_INSTRUCTION_
Skip the pictures. Reproduce all other material exactly.
— START ENTRIES —
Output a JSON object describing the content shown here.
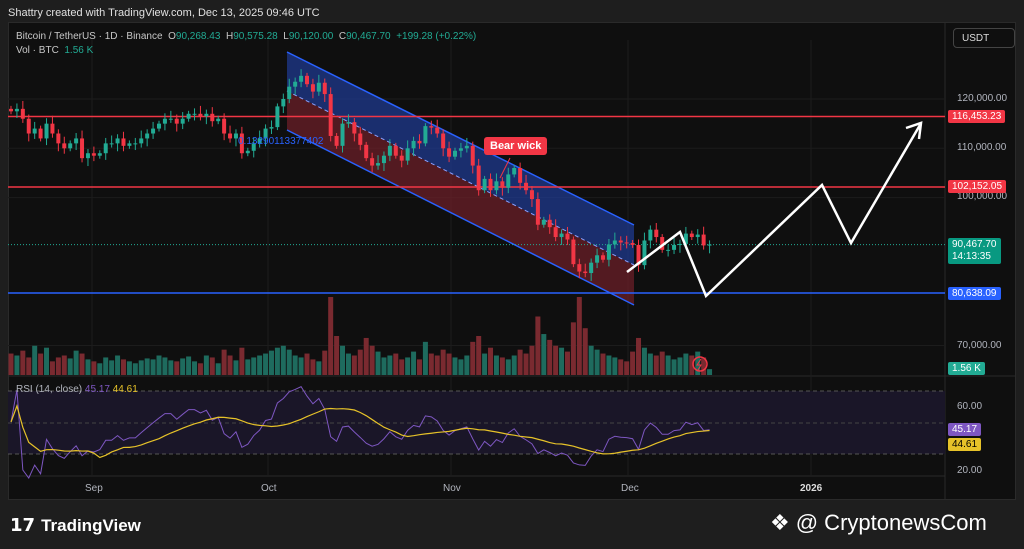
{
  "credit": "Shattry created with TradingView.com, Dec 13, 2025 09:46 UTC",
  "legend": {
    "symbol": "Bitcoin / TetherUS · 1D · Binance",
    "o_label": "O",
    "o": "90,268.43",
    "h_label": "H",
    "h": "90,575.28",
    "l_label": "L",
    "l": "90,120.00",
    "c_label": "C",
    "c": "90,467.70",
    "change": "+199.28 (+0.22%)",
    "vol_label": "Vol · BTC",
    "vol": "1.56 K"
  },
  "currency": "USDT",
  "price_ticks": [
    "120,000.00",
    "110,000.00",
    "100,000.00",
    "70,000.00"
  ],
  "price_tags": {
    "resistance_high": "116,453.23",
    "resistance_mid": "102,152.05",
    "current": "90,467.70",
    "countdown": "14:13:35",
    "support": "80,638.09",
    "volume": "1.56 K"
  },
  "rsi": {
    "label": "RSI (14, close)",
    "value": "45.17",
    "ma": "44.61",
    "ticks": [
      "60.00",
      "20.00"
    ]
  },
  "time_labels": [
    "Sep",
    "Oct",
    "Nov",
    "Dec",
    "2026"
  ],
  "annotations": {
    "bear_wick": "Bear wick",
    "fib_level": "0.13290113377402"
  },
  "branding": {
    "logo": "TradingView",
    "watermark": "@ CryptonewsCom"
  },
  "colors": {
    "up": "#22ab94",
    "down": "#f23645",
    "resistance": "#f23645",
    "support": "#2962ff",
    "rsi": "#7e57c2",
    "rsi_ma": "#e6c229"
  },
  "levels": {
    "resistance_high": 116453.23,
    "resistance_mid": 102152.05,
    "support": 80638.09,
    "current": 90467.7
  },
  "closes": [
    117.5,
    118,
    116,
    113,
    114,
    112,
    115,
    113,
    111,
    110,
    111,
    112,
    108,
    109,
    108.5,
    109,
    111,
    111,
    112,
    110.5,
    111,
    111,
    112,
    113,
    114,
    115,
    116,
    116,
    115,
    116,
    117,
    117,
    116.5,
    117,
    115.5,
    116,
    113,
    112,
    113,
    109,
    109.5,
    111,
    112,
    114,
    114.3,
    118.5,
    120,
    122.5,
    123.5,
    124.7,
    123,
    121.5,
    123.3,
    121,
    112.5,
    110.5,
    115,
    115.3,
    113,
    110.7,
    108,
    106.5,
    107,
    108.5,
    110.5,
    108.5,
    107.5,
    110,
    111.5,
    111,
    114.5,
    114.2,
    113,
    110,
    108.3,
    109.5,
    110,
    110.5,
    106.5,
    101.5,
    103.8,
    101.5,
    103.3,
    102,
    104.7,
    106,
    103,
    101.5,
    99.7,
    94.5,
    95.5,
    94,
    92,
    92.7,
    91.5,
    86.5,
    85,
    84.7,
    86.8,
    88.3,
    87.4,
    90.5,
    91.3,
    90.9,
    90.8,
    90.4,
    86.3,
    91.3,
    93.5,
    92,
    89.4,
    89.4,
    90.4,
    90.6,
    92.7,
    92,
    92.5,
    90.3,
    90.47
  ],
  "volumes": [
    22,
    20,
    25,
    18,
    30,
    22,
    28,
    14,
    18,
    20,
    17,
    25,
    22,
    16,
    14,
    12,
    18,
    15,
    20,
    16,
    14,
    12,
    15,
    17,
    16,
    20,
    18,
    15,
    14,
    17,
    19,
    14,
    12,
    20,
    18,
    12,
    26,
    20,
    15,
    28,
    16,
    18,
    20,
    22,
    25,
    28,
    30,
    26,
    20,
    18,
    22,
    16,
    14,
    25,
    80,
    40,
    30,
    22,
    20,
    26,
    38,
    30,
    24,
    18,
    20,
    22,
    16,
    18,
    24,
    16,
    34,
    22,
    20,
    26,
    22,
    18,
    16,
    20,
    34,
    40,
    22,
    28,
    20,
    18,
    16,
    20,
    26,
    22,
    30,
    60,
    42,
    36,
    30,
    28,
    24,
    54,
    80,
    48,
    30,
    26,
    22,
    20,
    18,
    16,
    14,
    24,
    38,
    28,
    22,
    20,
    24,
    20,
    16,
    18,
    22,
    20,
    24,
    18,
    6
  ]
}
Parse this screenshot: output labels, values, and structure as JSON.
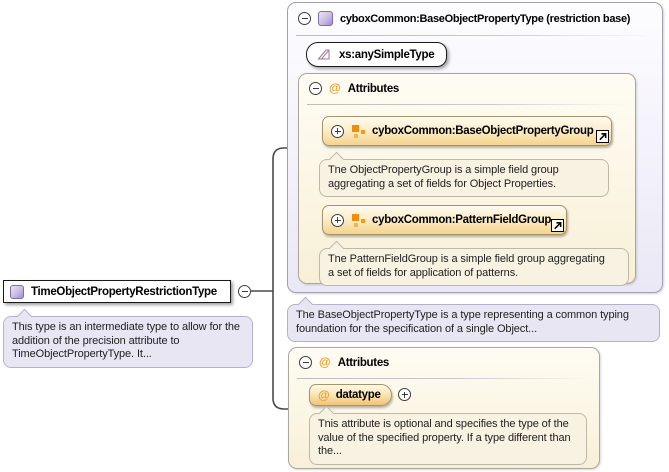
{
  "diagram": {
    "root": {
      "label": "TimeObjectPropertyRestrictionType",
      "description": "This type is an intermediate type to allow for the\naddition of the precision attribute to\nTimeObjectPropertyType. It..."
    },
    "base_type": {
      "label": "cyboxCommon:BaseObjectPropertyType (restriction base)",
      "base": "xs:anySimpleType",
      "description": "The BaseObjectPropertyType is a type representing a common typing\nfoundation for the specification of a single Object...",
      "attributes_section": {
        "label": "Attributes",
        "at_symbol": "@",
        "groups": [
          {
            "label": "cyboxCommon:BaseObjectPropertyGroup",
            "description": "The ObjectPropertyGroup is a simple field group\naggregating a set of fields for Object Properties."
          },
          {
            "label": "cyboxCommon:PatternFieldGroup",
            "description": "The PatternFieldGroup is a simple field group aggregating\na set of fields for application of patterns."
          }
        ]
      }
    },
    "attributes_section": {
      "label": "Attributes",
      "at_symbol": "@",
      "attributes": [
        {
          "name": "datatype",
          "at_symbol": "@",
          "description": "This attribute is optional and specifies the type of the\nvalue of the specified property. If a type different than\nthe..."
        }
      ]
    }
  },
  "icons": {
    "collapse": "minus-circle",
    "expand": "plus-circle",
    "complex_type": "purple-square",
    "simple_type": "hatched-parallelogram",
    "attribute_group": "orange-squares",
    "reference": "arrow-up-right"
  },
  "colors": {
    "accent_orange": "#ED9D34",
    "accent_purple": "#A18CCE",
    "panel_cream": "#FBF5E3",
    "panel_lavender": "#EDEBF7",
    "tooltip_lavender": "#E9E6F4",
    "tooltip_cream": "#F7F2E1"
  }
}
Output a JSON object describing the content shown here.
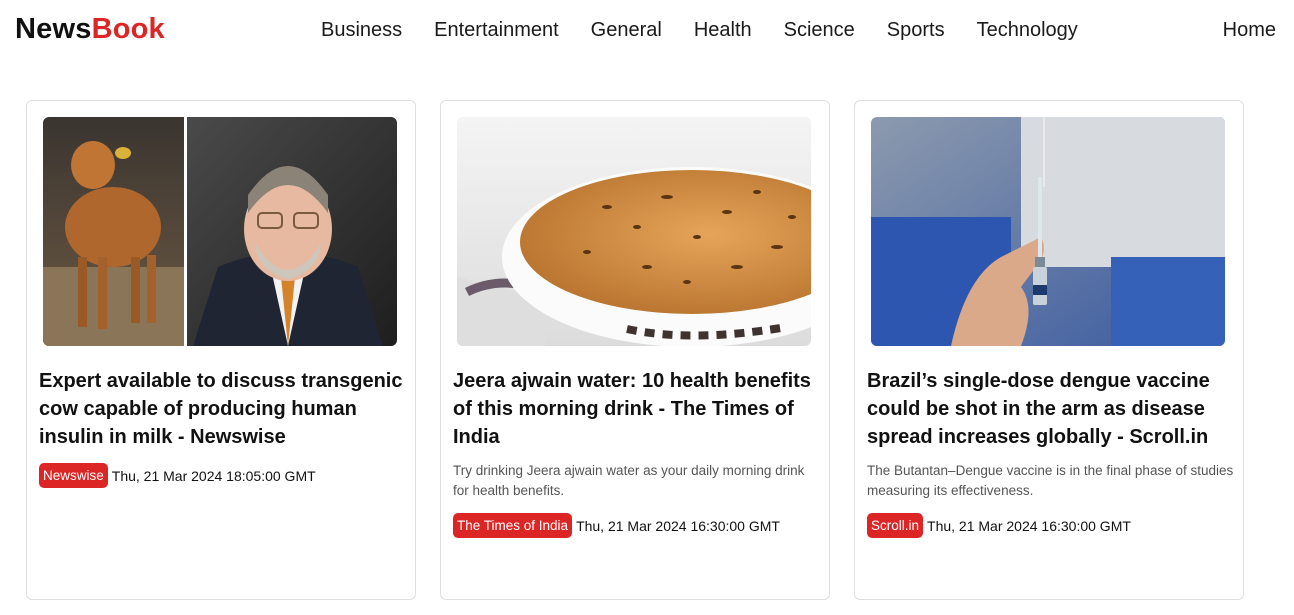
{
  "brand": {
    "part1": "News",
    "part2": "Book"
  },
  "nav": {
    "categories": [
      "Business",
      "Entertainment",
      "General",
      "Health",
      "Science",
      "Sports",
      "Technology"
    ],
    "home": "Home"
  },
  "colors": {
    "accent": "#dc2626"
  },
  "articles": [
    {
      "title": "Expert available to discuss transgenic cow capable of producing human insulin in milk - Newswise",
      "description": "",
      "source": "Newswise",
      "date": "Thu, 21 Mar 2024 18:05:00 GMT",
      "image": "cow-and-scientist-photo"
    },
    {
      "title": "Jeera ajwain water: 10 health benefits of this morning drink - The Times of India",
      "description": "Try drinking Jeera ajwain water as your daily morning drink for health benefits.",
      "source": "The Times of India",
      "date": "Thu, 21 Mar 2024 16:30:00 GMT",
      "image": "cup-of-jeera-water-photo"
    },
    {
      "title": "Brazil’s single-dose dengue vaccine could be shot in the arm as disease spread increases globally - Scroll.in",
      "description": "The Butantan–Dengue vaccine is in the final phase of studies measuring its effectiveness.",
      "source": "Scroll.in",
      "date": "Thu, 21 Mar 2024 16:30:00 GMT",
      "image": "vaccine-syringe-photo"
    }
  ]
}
— END ENTRIES —
_WRITTEN SOLUTION_
Output a JSON object describing the content shown here.
{
  "credit": "Shattry created with TradingView.com, Dec 13, 2025 09:46 UTC",
  "legend": {
    "symbol": "Bitcoin / TetherUS · 1D · Binance",
    "o_label": "O",
    "o": "90,268.43",
    "h_label": "H",
    "h": "90,575.28",
    "l_label": "L",
    "l": "90,120.00",
    "c_label": "C",
    "c": "90,467.70",
    "change": "+199.28 (+0.22%)",
    "vol_label": "Vol · BTC",
    "vol": "1.56 K"
  },
  "currency": "USDT",
  "price_ticks": [
    "120,000.00",
    "110,000.00",
    "100,000.00",
    "70,000.00"
  ],
  "price_tags": {
    "resistance_high": "116,453.23",
    "resistance_mid": "102,152.05",
    "current": "90,467.70",
    "countdown": "14:13:35",
    "support": "80,638.09",
    "volume": "1.56 K"
  },
  "rsi": {
    "label": "RSI (14, close)",
    "value": "45.17",
    "ma": "44.61",
    "ticks": [
      "60.00",
      "20.00"
    ]
  },
  "time_labels": [
    "Sep",
    "Oct",
    "Nov",
    "Dec",
    "2026"
  ],
  "annotations": {
    "bear_wick": "Bear wick",
    "fib_level": "0.13290113377402"
  },
  "branding": {
    "logo": "TradingView",
    "watermark": "@ CryptonewsCom"
  },
  "colors": {
    "up": "#22ab94",
    "down": "#f23645",
    "resistance": "#f23645",
    "support": "#2962ff",
    "rsi": "#7e57c2",
    "rsi_ma": "#e6c229"
  },
  "levels": {
    "resistance_high": 116453.23,
    "resistance_mid": 102152.05,
    "support": 80638.09,
    "current": 90467.7
  },
  "closes": [
    117.5,
    118,
    116,
    113,
    114,
    112,
    115,
    113,
    111,
    110,
    111,
    112,
    108,
    109,
    108.5,
    109,
    111,
    111,
    112,
    110.5,
    111,
    111,
    112,
    113,
    114,
    115,
    116,
    116,
    115,
    116,
    117,
    117,
    116.5,
    117,
    115.5,
    116,
    113,
    112,
    113,
    109,
    109.5,
    111,
    112,
    114,
    114.3,
    118.5,
    120,
    122.5,
    123.5,
    124.7,
    123,
    121.5,
    123.3,
    121,
    112.5,
    110.5,
    115,
    115.3,
    113,
    110.7,
    108,
    106.5,
    107,
    108.5,
    110.5,
    108.5,
    107.5,
    110,
    111.5,
    111,
    114.5,
    114.2,
    113,
    110,
    108.3,
    109.5,
    110,
    110.5,
    106.5,
    101.5,
    103.8,
    101.5,
    103.3,
    102,
    104.7,
    106,
    103,
    101.5,
    99.7,
    94.5,
    95.5,
    94,
    92,
    92.7,
    91.5,
    86.5,
    85,
    84.7,
    86.8,
    88.3,
    87.4,
    90.5,
    91.3,
    90.9,
    90.8,
    90.4,
    86.3,
    91.3,
    93.5,
    92,
    89.4,
    89.4,
    90.4,
    90.6,
    92.7,
    92,
    92.5,
    90.3,
    90.47
  ],
  "volumes": [
    22,
    20,
    25,
    18,
    30,
    22,
    28,
    14,
    18,
    20,
    17,
    25,
    22,
    16,
    14,
    12,
    18,
    15,
    20,
    16,
    14,
    12,
    15,
    17,
    16,
    20,
    18,
    15,
    14,
    17,
    19,
    14,
    12,
    20,
    18,
    12,
    26,
    20,
    15,
    28,
    16,
    18,
    20,
    22,
    25,
    28,
    30,
    26,
    20,
    18,
    22,
    16,
    14,
    25,
    80,
    40,
    30,
    22,
    20,
    26,
    38,
    30,
    24,
    18,
    20,
    22,
    16,
    18,
    24,
    16,
    34,
    22,
    20,
    26,
    22,
    18,
    16,
    20,
    34,
    40,
    22,
    28,
    20,
    18,
    16,
    20,
    26,
    22,
    30,
    60,
    42,
    36,
    30,
    28,
    24,
    54,
    80,
    48,
    30,
    26,
    22,
    20,
    18,
    16,
    14,
    24,
    38,
    28,
    22,
    20,
    24,
    20,
    16,
    18,
    22,
    20,
    24,
    18,
    6
  ]
}
Parse this screenshot: output labels, values, and structure as JSON.
{
  "diagram": {
    "root": {
      "label": "TimeObjectPropertyRestrictionType",
      "description": "This type is an intermediate type to allow for the\naddition of the precision attribute to\nTimeObjectPropertyType. It..."
    },
    "base_type": {
      "label": "cyboxCommon:BaseObjectPropertyType (restriction base)",
      "base": "xs:anySimpleType",
      "description": "The BaseObjectPropertyType is a type representing a common typing\nfoundation for the specification of a single Object...",
      "attributes_section": {
        "label": "Attributes",
        "at_symbol": "@",
        "groups": [
          {
            "label": "cyboxCommon:BaseObjectPropertyGroup",
            "description": "The ObjectPropertyGroup is a simple field group\naggregating a set of fields for Object Properties."
          },
          {
            "label": "cyboxCommon:PatternFieldGroup",
            "description": "The PatternFieldGroup is a simple field group aggregating\na set of fields for application of patterns."
          }
        ]
      }
    },
    "attributes_section": {
      "label": "Attributes",
      "at_symbol": "@",
      "attributes": [
        {
          "name": "datatype",
          "at_symbol": "@",
          "description": "This attribute is optional and specifies the type of the\nvalue of the specified property. If a type different than\nthe..."
        }
      ]
    }
  },
  "icons": {
    "collapse": "minus-circle",
    "expand": "plus-circle",
    "complex_type": "purple-square",
    "simple_type": "hatched-parallelogram",
    "attribute_group": "orange-squares",
    "reference": "arrow-up-right"
  },
  "colors": {
    "accent_orange": "#ED9D34",
    "accent_purple": "#A18CCE",
    "panel_cream": "#FBF5E3",
    "panel_lavender": "#EDEBF7",
    "tooltip_lavender": "#E9E6F4",
    "tooltip_cream": "#F7F2E1"
  }
}
Output a JSON object describing the content shown here.
{
  "brand": {
    "part1": "News",
    "part2": "Book"
  },
  "nav": {
    "categories": [
      "Business",
      "Entertainment",
      "General",
      "Health",
      "Science",
      "Sports",
      "Technology"
    ],
    "home": "Home"
  },
  "colors": {
    "accent": "#dc2626"
  },
  "articles": [
    {
      "title": "Expert available to discuss transgenic cow capable of producing human insulin in milk - Newswise",
      "description": "",
      "source": "Newswise",
      "date": "Thu, 21 Mar 2024 18:05:00 GMT",
      "image": "cow-and-scientist-photo"
    },
    {
      "title": "Jeera ajwain water: 10 health benefits of this morning drink - The Times of India",
      "description": "Try drinking Jeera ajwain water as your daily morning drink for health benefits.",
      "source": "The Times of India",
      "date": "Thu, 21 Mar 2024 16:30:00 GMT",
      "image": "cup-of-jeera-water-photo"
    },
    {
      "title": "Brazil’s single-dose dengue vaccine could be shot in the arm as disease spread increases globally - Scroll.in",
      "description": "The Butantan–Dengue vaccine is in the final phase of studies measuring its effectiveness.",
      "source": "Scroll.in",
      "date": "Thu, 21 Mar 2024 16:30:00 GMT",
      "image": "vaccine-syringe-photo"
    }
  ]
}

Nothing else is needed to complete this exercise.